## Given instruction
Repeat the full listing below verbatim and keep the images out.

════════════════════

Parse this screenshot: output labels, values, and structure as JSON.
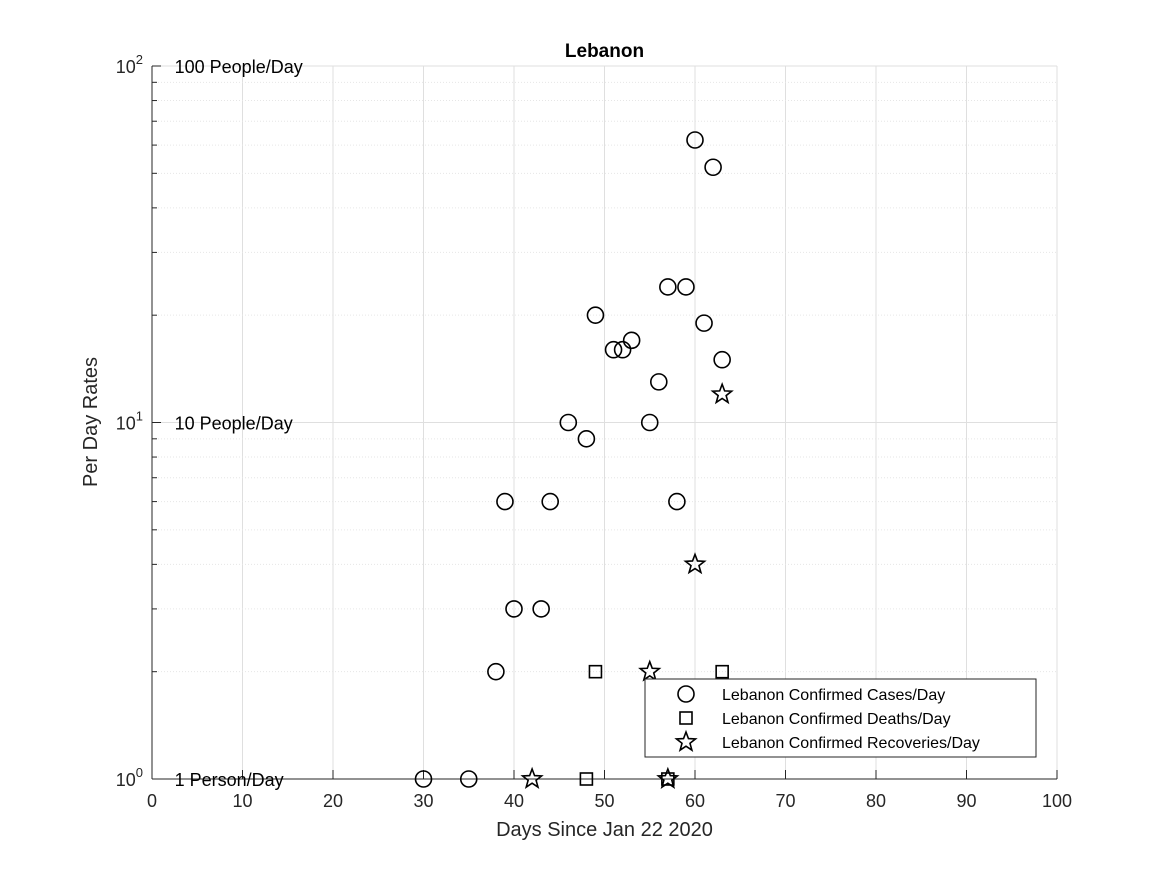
{
  "chart_data": {
    "type": "scatter",
    "title": "Lebanon",
    "xlabel": "Days Since Jan 22 2020",
    "ylabel": "Per Day Rates",
    "xlim": [
      0,
      100
    ],
    "ylim": [
      1,
      100
    ],
    "yscale": "log",
    "grid": true,
    "xticks": [
      0,
      10,
      20,
      30,
      40,
      50,
      60,
      70,
      80,
      90,
      100
    ],
    "yticks": [
      {
        "value": 1,
        "base": "10",
        "exp": "0"
      },
      {
        "value": 10,
        "base": "10",
        "exp": "1"
      },
      {
        "value": 100,
        "base": "10",
        "exp": "2"
      }
    ],
    "annotations": [
      {
        "text": "100 People/Day",
        "x": 2.5,
        "y": 100
      },
      {
        "text": "10 People/Day",
        "x": 2.5,
        "y": 10
      },
      {
        "text": "1 Person/Day",
        "x": 2.5,
        "y": 1
      }
    ],
    "legend_location": "bottom-right",
    "series": [
      {
        "name": "Lebanon Confirmed Cases/Day",
        "marker": "circle",
        "points": [
          {
            "x": 30,
            "y": 1
          },
          {
            "x": 35,
            "y": 1
          },
          {
            "x": 38,
            "y": 2
          },
          {
            "x": 39,
            "y": 6
          },
          {
            "x": 40,
            "y": 3
          },
          {
            "x": 43,
            "y": 3
          },
          {
            "x": 44,
            "y": 6
          },
          {
            "x": 46,
            "y": 10
          },
          {
            "x": 48,
            "y": 9
          },
          {
            "x": 49,
            "y": 20
          },
          {
            "x": 51,
            "y": 16
          },
          {
            "x": 52,
            "y": 16
          },
          {
            "x": 53,
            "y": 17
          },
          {
            "x": 55,
            "y": 10
          },
          {
            "x": 56,
            "y": 13
          },
          {
            "x": 57,
            "y": 24
          },
          {
            "x": 58,
            "y": 6
          },
          {
            "x": 59,
            "y": 24
          },
          {
            "x": 60,
            "y": 62
          },
          {
            "x": 61,
            "y": 19
          },
          {
            "x": 62,
            "y": 52
          },
          {
            "x": 63,
            "y": 15
          }
        ]
      },
      {
        "name": "Lebanon Confirmed Deaths/Day",
        "marker": "square",
        "points": [
          {
            "x": 48,
            "y": 1
          },
          {
            "x": 49,
            "y": 2
          },
          {
            "x": 57,
            "y": 1
          },
          {
            "x": 63,
            "y": 2
          }
        ]
      },
      {
        "name": "Lebanon Confirmed Recoveries/Day",
        "marker": "star",
        "points": [
          {
            "x": 42,
            "y": 1
          },
          {
            "x": 55,
            "y": 2
          },
          {
            "x": 57,
            "y": 1
          },
          {
            "x": 60,
            "y": 4
          },
          {
            "x": 63,
            "y": 12
          }
        ]
      }
    ]
  }
}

════════════════════

## Result for this task
Parse this screenshot: output labels, values, and structure as JSON.
{
  "chart_data": {
    "type": "scatter",
    "title": "Lebanon",
    "xlabel": "Days Since Jan 22 2020",
    "ylabel": "Per Day Rates",
    "xlim": [
      0,
      100
    ],
    "ylim": [
      1,
      100
    ],
    "yscale": "log",
    "grid": true,
    "xticks": [
      0,
      10,
      20,
      30,
      40,
      50,
      60,
      70,
      80,
      90,
      100
    ],
    "yticks": [
      {
        "value": 1,
        "base": "10",
        "exp": "0"
      },
      {
        "value": 10,
        "base": "10",
        "exp": "1"
      },
      {
        "value": 100,
        "base": "10",
        "exp": "2"
      }
    ],
    "annotations": [
      {
        "text": "100 People/Day",
        "x": 2.5,
        "y": 100
      },
      {
        "text": "10 People/Day",
        "x": 2.5,
        "y": 10
      },
      {
        "text": "1 Person/Day",
        "x": 2.5,
        "y": 1
      }
    ],
    "legend_location": "bottom-right",
    "series": [
      {
        "name": "Lebanon Confirmed Cases/Day",
        "marker": "circle",
        "points": [
          {
            "x": 30,
            "y": 1
          },
          {
            "x": 35,
            "y": 1
          },
          {
            "x": 38,
            "y": 2
          },
          {
            "x": 39,
            "y": 6
          },
          {
            "x": 40,
            "y": 3
          },
          {
            "x": 43,
            "y": 3
          },
          {
            "x": 44,
            "y": 6
          },
          {
            "x": 46,
            "y": 10
          },
          {
            "x": 48,
            "y": 9
          },
          {
            "x": 49,
            "y": 20
          },
          {
            "x": 51,
            "y": 16
          },
          {
            "x": 52,
            "y": 16
          },
          {
            "x": 53,
            "y": 17
          },
          {
            "x": 55,
            "y": 10
          },
          {
            "x": 56,
            "y": 13
          },
          {
            "x": 57,
            "y": 24
          },
          {
            "x": 58,
            "y": 6
          },
          {
            "x": 59,
            "y": 24
          },
          {
            "x": 60,
            "y": 62
          },
          {
            "x": 61,
            "y": 19
          },
          {
            "x": 62,
            "y": 52
          },
          {
            "x": 63,
            "y": 15
          }
        ]
      },
      {
        "name": "Lebanon Confirmed Deaths/Day",
        "marker": "square",
        "points": [
          {
            "x": 48,
            "y": 1
          },
          {
            "x": 49,
            "y": 2
          },
          {
            "x": 57,
            "y": 1
          },
          {
            "x": 63,
            "y": 2
          }
        ]
      },
      {
        "name": "Lebanon Confirmed Recoveries/Day",
        "marker": "star",
        "points": [
          {
            "x": 42,
            "y": 1
          },
          {
            "x": 55,
            "y": 2
          },
          {
            "x": 57,
            "y": 1
          },
          {
            "x": 60,
            "y": 4
          },
          {
            "x": 63,
            "y": 12
          }
        ]
      }
    ]
  }
}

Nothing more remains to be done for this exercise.